Material shown →
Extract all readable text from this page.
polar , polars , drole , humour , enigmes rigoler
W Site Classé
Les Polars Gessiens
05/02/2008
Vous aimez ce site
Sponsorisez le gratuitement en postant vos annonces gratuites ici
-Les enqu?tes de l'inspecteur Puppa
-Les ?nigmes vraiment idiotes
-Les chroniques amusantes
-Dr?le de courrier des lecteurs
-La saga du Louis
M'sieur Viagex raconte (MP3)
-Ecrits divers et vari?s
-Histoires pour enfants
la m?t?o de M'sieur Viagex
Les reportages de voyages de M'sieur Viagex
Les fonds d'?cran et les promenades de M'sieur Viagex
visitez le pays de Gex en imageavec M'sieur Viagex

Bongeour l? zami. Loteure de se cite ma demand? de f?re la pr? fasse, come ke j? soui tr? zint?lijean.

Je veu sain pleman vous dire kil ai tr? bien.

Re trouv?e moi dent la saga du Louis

Stated task → Gather all the lines that include the word "Louis" and copy them out.

Solution →
-La saga du Louis
Re trouv?e moi dent la saga du Louis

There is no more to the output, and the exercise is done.